> [What is being asked] Can the data below be set down again exactly, line for line?

Begin Records

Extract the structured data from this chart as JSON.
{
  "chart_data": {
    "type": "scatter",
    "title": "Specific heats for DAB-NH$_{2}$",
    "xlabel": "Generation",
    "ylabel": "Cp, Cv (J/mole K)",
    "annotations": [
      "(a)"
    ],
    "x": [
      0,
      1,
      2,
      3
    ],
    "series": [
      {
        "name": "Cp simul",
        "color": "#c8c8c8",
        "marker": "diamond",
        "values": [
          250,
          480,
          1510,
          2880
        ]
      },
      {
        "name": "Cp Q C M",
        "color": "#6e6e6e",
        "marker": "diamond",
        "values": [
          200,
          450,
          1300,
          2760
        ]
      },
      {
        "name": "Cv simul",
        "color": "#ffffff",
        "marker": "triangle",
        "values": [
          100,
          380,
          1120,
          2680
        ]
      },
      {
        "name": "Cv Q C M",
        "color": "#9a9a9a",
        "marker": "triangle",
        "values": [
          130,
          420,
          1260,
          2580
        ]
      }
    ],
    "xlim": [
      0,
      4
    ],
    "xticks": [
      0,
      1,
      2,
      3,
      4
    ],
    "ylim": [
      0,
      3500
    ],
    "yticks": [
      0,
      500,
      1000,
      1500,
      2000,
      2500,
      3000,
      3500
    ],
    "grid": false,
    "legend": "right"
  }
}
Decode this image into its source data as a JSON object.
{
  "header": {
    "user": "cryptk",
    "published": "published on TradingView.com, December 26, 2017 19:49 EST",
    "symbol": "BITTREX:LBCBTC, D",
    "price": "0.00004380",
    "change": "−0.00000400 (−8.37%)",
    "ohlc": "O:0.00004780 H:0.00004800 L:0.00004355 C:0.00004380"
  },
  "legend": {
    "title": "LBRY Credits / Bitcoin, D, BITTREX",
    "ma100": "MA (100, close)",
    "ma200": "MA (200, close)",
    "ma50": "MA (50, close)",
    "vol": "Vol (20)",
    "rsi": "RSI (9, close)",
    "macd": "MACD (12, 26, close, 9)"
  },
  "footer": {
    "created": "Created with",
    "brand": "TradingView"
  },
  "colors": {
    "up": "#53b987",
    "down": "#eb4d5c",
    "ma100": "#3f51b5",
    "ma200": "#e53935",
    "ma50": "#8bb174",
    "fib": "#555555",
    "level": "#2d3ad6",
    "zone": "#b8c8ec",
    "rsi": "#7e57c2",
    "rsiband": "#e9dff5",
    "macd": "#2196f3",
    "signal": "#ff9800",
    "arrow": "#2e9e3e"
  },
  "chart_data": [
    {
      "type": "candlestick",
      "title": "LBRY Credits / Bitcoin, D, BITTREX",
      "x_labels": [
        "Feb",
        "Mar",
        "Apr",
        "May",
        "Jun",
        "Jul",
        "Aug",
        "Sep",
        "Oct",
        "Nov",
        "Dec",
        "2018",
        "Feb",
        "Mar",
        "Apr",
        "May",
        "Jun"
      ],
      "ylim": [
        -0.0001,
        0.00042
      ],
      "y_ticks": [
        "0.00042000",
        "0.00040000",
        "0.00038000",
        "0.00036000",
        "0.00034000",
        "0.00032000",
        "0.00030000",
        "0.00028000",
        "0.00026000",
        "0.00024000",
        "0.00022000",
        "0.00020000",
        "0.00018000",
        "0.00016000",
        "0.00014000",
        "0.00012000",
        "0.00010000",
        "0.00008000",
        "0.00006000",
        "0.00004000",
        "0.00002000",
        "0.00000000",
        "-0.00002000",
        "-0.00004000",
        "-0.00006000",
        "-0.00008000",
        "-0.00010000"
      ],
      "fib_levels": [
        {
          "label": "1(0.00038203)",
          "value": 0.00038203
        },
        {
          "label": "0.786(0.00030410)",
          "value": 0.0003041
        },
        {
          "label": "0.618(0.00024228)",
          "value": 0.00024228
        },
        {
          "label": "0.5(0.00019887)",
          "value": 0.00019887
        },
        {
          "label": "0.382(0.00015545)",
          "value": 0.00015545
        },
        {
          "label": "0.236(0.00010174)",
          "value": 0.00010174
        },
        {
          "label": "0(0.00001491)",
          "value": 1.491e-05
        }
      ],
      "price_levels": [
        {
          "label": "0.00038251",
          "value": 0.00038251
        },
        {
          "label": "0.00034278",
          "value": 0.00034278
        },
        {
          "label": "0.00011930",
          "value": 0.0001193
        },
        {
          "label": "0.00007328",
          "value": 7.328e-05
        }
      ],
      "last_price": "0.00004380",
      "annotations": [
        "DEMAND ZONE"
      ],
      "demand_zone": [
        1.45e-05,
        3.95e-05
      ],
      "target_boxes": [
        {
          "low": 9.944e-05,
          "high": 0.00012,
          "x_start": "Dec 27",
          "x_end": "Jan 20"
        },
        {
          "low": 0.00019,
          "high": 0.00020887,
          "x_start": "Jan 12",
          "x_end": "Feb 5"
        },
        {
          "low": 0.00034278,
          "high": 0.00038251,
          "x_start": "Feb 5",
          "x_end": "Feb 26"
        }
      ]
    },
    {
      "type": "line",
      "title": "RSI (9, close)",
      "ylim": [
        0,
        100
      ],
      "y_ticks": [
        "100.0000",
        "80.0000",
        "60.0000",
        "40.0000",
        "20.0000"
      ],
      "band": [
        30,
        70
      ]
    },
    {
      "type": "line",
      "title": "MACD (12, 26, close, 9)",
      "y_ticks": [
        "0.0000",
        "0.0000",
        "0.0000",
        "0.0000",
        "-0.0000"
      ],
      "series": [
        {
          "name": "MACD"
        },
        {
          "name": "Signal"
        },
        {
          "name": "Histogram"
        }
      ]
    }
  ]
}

End Records

> [Result of the task]
Extract the structured data from this chart as JSON.
{
  "chart_data": {
    "type": "scatter",
    "title": "Specific heats for DAB-NH$_{2}$",
    "xlabel": "Generation",
    "ylabel": "Cp, Cv (J/mole K)",
    "annotations": [
      "(a)"
    ],
    "x": [
      0,
      1,
      2,
      3
    ],
    "series": [
      {
        "name": "Cp simul",
        "color": "#c8c8c8",
        "marker": "diamond",
        "values": [
          250,
          480,
          1510,
          2880
        ]
      },
      {
        "name": "Cp Q C M",
        "color": "#6e6e6e",
        "marker": "diamond",
        "values": [
          200,
          450,
          1300,
          2760
        ]
      },
      {
        "name": "Cv simul",
        "color": "#ffffff",
        "marker": "triangle",
        "values": [
          100,
          380,
          1120,
          2680
        ]
      },
      {
        "name": "Cv Q C M",
        "color": "#9a9a9a",
        "marker": "triangle",
        "values": [
          130,
          420,
          1260,
          2580
        ]
      }
    ],
    "xlim": [
      0,
      4
    ],
    "xticks": [
      0,
      1,
      2,
      3,
      4
    ],
    "ylim": [
      0,
      3500
    ],
    "yticks": [
      0,
      500,
      1000,
      1500,
      2000,
      2500,
      3000,
      3500
    ],
    "grid": false,
    "legend": "right"
  }
}
Decode this image into its source data as a JSON object.
{
  "header": {
    "user": "cryptk",
    "published": "published on TradingView.com, December 26, 2017 19:49 EST",
    "symbol": "BITTREX:LBCBTC, D",
    "price": "0.00004380",
    "change": "−0.00000400 (−8.37%)",
    "ohlc": "O:0.00004780 H:0.00004800 L:0.00004355 C:0.00004380"
  },
  "legend": {
    "title": "LBRY Credits / Bitcoin, D, BITTREX",
    "ma100": "MA (100, close)",
    "ma200": "MA (200, close)",
    "ma50": "MA (50, close)",
    "vol": "Vol (20)",
    "rsi": "RSI (9, close)",
    "macd": "MACD (12, 26, close, 9)"
  },
  "footer": {
    "created": "Created with",
    "brand": "TradingView"
  },
  "colors": {
    "up": "#53b987",
    "down": "#eb4d5c",
    "ma100": "#3f51b5",
    "ma200": "#e53935",
    "ma50": "#8bb174",
    "fib": "#555555",
    "level": "#2d3ad6",
    "zone": "#b8c8ec",
    "rsi": "#7e57c2",
    "rsiband": "#e9dff5",
    "macd": "#2196f3",
    "signal": "#ff9800",
    "arrow": "#2e9e3e"
  },
  "chart_data": [
    {
      "type": "candlestick",
      "title": "LBRY Credits / Bitcoin, D, BITTREX",
      "x_labels": [
        "Feb",
        "Mar",
        "Apr",
        "May",
        "Jun",
        "Jul",
        "Aug",
        "Sep",
        "Oct",
        "Nov",
        "Dec",
        "2018",
        "Feb",
        "Mar",
        "Apr",
        "May",
        "Jun"
      ],
      "ylim": [
        -0.0001,
        0.00042
      ],
      "y_ticks": [
        "0.00042000",
        "0.00040000",
        "0.00038000",
        "0.00036000",
        "0.00034000",
        "0.00032000",
        "0.00030000",
        "0.00028000",
        "0.00026000",
        "0.00024000",
        "0.00022000",
        "0.00020000",
        "0.00018000",
        "0.00016000",
        "0.00014000",
        "0.00012000",
        "0.00010000",
        "0.00008000",
        "0.00006000",
        "0.00004000",
        "0.00002000",
        "0.00000000",
        "-0.00002000",
        "-0.00004000",
        "-0.00006000",
        "-0.00008000",
        "-0.00010000"
      ],
      "fib_levels": [
        {
          "label": "1(0.00038203)",
          "value": 0.00038203
        },
        {
          "label": "0.786(0.00030410)",
          "value": 0.0003041
        },
        {
          "label": "0.618(0.00024228)",
          "value": 0.00024228
        },
        {
          "label": "0.5(0.00019887)",
          "value": 0.00019887
        },
        {
          "label": "0.382(0.00015545)",
          "value": 0.00015545
        },
        {
          "label": "0.236(0.00010174)",
          "value": 0.00010174
        },
        {
          "label": "0(0.00001491)",
          "value": 1.491e-05
        }
      ],
      "price_levels": [
        {
          "label": "0.00038251",
          "value": 0.00038251
        },
        {
          "label": "0.00034278",
          "value": 0.00034278
        },
        {
          "label": "0.00011930",
          "value": 0.0001193
        },
        {
          "label": "0.00007328",
          "value": 7.328e-05
        }
      ],
      "last_price": "0.00004380",
      "annotations": [
        "DEMAND ZONE"
      ],
      "demand_zone": [
        1.45e-05,
        3.95e-05
      ],
      "target_boxes": [
        {
          "low": 9.944e-05,
          "high": 0.00012,
          "x_start": "Dec 27",
          "x_end": "Jan 20"
        },
        {
          "low": 0.00019,
          "high": 0.00020887,
          "x_start": "Jan 12",
          "x_end": "Feb 5"
        },
        {
          "low": 0.00034278,
          "high": 0.00038251,
          "x_start": "Feb 5",
          "x_end": "Feb 26"
        }
      ]
    },
    {
      "type": "line",
      "title": "RSI (9, close)",
      "ylim": [
        0,
        100
      ],
      "y_ticks": [
        "100.0000",
        "80.0000",
        "60.0000",
        "40.0000",
        "20.0000"
      ],
      "band": [
        30,
        70
      ]
    },
    {
      "type": "line",
      "title": "MACD (12, 26, close, 9)",
      "y_ticks": [
        "0.0000",
        "0.0000",
        "0.0000",
        "0.0000",
        "-0.0000"
      ],
      "series": [
        {
          "name": "MACD"
        },
        {
          "name": "Signal"
        },
        {
          "name": "Histogram"
        }
      ]
    }
  ]
}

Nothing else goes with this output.